# SUPPLIED DATA:
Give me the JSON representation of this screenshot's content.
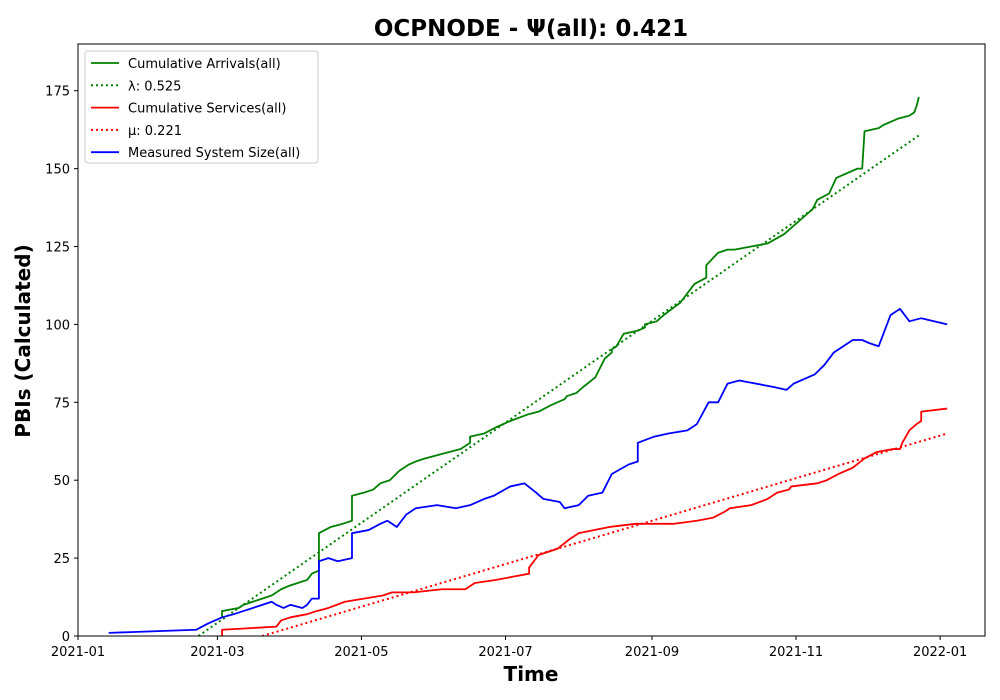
{
  "chart_data": {
    "type": "line",
    "title": "OCPNODE -  Ψ(all): 0.421",
    "xlabel": "Time",
    "ylabel": "PBIs (Calculated)",
    "x_type": "date",
    "xlim": [
      "2021-01-01",
      "2022-01-20"
    ],
    "ylim": [
      0,
      190
    ],
    "xticks": [
      "2021-01",
      "2021-03",
      "2021-05",
      "2021-07",
      "2021-09",
      "2021-11",
      "2022-01"
    ],
    "yticks": [
      0,
      25,
      50,
      75,
      100,
      125,
      150,
      175
    ],
    "grid": false,
    "legend_position": "upper left",
    "series": [
      {
        "name": "Cumulative Arrivals(all)",
        "color": "#008000",
        "style": "solid",
        "x": [
          "2021-03-03",
          "2021-03-03",
          "2021-03-10",
          "2021-03-12",
          "2021-03-16",
          "2021-03-20",
          "2021-03-24",
          "2021-03-28",
          "2021-03-31",
          "2021-04-04",
          "2021-04-08",
          "2021-04-10",
          "2021-04-13",
          "2021-04-13",
          "2021-04-18",
          "2021-04-23",
          "2021-04-27",
          "2021-04-27",
          "2021-05-02",
          "2021-05-06",
          "2021-05-09",
          "2021-05-13",
          "2021-05-17",
          "2021-05-21",
          "2021-05-24",
          "2021-05-28",
          "2021-06-07",
          "2021-06-12",
          "2021-06-16",
          "2021-06-16",
          "2021-06-22",
          "2021-06-22",
          "2021-06-27",
          "2021-07-03",
          "2021-07-10",
          "2021-07-15",
          "2021-07-20",
          "2021-07-26",
          "2021-07-27",
          "2021-07-31",
          "2021-08-03",
          "2021-08-08",
          "2021-08-12",
          "2021-08-15",
          "2021-08-15",
          "2021-08-17",
          "2021-08-20",
          "2021-08-26",
          "2021-08-29",
          "2021-08-29",
          "2021-09-03",
          "2021-09-06",
          "2021-09-13",
          "2021-09-19",
          "2021-09-24",
          "2021-09-24",
          "2021-09-29",
          "2021-10-03",
          "2021-10-06",
          "2021-10-13",
          "2021-10-20",
          "2021-10-27",
          "2021-10-30",
          "2021-11-05",
          "2021-11-08",
          "2021-11-10",
          "2021-11-15",
          "2021-11-18",
          "2021-11-27",
          "2021-11-29",
          "2021-11-30",
          "2021-12-06",
          "2021-12-08",
          "2021-12-11",
          "2021-12-14",
          "2021-12-19",
          "2021-12-21",
          "2021-12-22",
          "2021-12-23"
        ],
        "y": [
          6,
          8,
          9,
          10,
          11,
          12,
          13,
          15,
          16,
          17,
          18,
          20,
          21,
          33,
          35,
          36,
          37,
          45,
          46,
          47,
          49,
          50,
          53,
          55,
          56,
          57,
          59,
          60,
          62,
          64,
          65,
          65,
          67,
          69,
          71,
          72,
          74,
          76,
          77,
          78,
          80,
          83,
          89,
          91,
          92,
          93,
          97,
          98,
          99,
          100,
          101,
          103,
          107,
          113,
          115,
          119,
          123,
          124,
          124,
          125,
          126,
          129,
          131,
          135,
          137,
          140,
          142,
          147,
          150,
          150,
          162,
          163,
          164,
          165,
          166,
          167,
          168,
          170,
          173
        ]
      },
      {
        "name": "λ: 0.525",
        "color": "#008000",
        "style": "dotted",
        "x": [
          "2021-02-21",
          "2021-12-23"
        ],
        "y": [
          0,
          160.65
        ]
      },
      {
        "name": "Cumulative Services(all)",
        "color": "#ff0000",
        "style": "solid",
        "x": [
          "2021-03-03",
          "2021-03-03",
          "2021-03-26",
          "2021-03-26",
          "2021-03-28",
          "2021-04-01",
          "2021-04-08",
          "2021-04-12",
          "2021-04-17",
          "2021-04-24",
          "2021-05-02",
          "2021-05-10",
          "2021-05-14",
          "2021-05-23",
          "2021-06-04",
          "2021-06-14",
          "2021-06-18",
          "2021-06-27",
          "2021-07-04",
          "2021-07-11",
          "2021-07-11",
          "2021-07-15",
          "2021-07-23",
          "2021-07-28",
          "2021-07-30",
          "2021-08-01",
          "2021-08-14",
          "2021-08-25",
          "2021-09-10",
          "2021-09-20",
          "2021-09-27",
          "2021-10-02",
          "2021-10-04",
          "2021-10-13",
          "2021-10-20",
          "2021-10-24",
          "2021-10-29",
          "2021-10-30",
          "2021-11-10",
          "2021-11-14",
          "2021-11-19",
          "2021-11-25",
          "2021-11-30",
          "2021-12-05",
          "2021-12-12",
          "2021-12-15",
          "2021-12-16",
          "2021-12-19",
          "2021-12-22",
          "2021-12-24",
          "2021-12-24",
          "2022-01-04"
        ],
        "y": [
          0,
          2,
          3,
          3,
          5,
          6,
          7,
          8,
          9,
          11,
          12,
          13,
          14,
          14,
          15,
          15,
          17,
          18,
          19,
          20,
          22,
          26,
          28,
          31,
          32,
          33,
          35,
          36,
          36,
          37,
          38,
          40,
          41,
          42,
          44,
          46,
          47,
          48,
          49,
          50,
          52,
          54,
          57,
          59,
          60,
          60,
          62,
          66,
          68,
          69,
          72,
          73
        ]
      },
      {
        "name": "μ: 0.221",
        "color": "#ff0000",
        "style": "dotted",
        "x": [
          "2021-03-20",
          "2022-01-04"
        ],
        "y": [
          0,
          65
        ]
      },
      {
        "name": "Measured System Size(all)",
        "color": "#0000ff",
        "style": "solid",
        "x": [
          "2021-01-14",
          "2021-02-20",
          "2021-02-25",
          "2021-03-03",
          "2021-03-08",
          "2021-03-12",
          "2021-03-16",
          "2021-03-20",
          "2021-03-24",
          "2021-03-26",
          "2021-03-29",
          "2021-04-01",
          "2021-04-06",
          "2021-04-08",
          "2021-04-10",
          "2021-04-13",
          "2021-04-13",
          "2021-04-17",
          "2021-04-21",
          "2021-04-27",
          "2021-04-27",
          "2021-05-04",
          "2021-05-09",
          "2021-05-12",
          "2021-05-16",
          "2021-05-20",
          "2021-05-24",
          "2021-06-02",
          "2021-06-10",
          "2021-06-16",
          "2021-06-22",
          "2021-06-26",
          "2021-07-03",
          "2021-07-09",
          "2021-07-14",
          "2021-07-17",
          "2021-07-24",
          "2021-07-26",
          "2021-08-01",
          "2021-08-05",
          "2021-08-11",
          "2021-08-15",
          "2021-08-22",
          "2021-08-26",
          "2021-08-26",
          "2021-09-02",
          "2021-09-08",
          "2021-09-16",
          "2021-09-20",
          "2021-09-25",
          "2021-09-29",
          "2021-10-03",
          "2021-10-08",
          "2021-10-22",
          "2021-10-28",
          "2021-10-31",
          "2021-11-09",
          "2021-11-13",
          "2021-11-17",
          "2021-11-25",
          "2021-11-29",
          "2021-12-02",
          "2021-12-06",
          "2021-12-11",
          "2021-12-15",
          "2021-12-19",
          "2021-12-24",
          "2022-01-04"
        ],
        "y": [
          1,
          2,
          4,
          6,
          7,
          8,
          9,
          10,
          11,
          10,
          9,
          10,
          9,
          10,
          12,
          12,
          24,
          25,
          24,
          25,
          33,
          34,
          36,
          37,
          35,
          39,
          41,
          42,
          41,
          42,
          44,
          45,
          48,
          49,
          46,
          44,
          43,
          41,
          42,
          45,
          46,
          52,
          55,
          56,
          62,
          64,
          65,
          66,
          68,
          75,
          75,
          81,
          82,
          80,
          79,
          81,
          84,
          87,
          91,
          95,
          95,
          94,
          93,
          103,
          105,
          101,
          102,
          100
        ]
      }
    ]
  }
}
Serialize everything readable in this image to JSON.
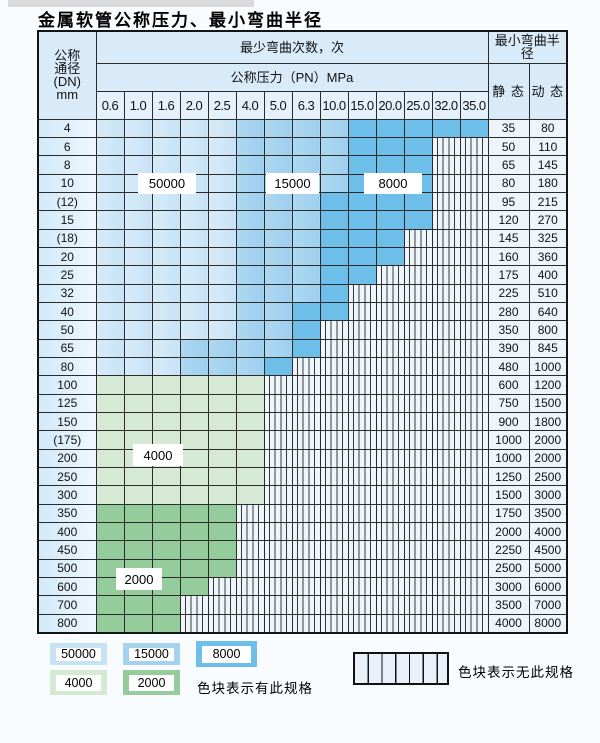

# YOUR OBJECTIVE:
Pull every line containing the word "JSON" out of the entries above.

# RESULT:
Give me the JSON representation of this screenshot's content.
Serialize everything readable in this image to JSON.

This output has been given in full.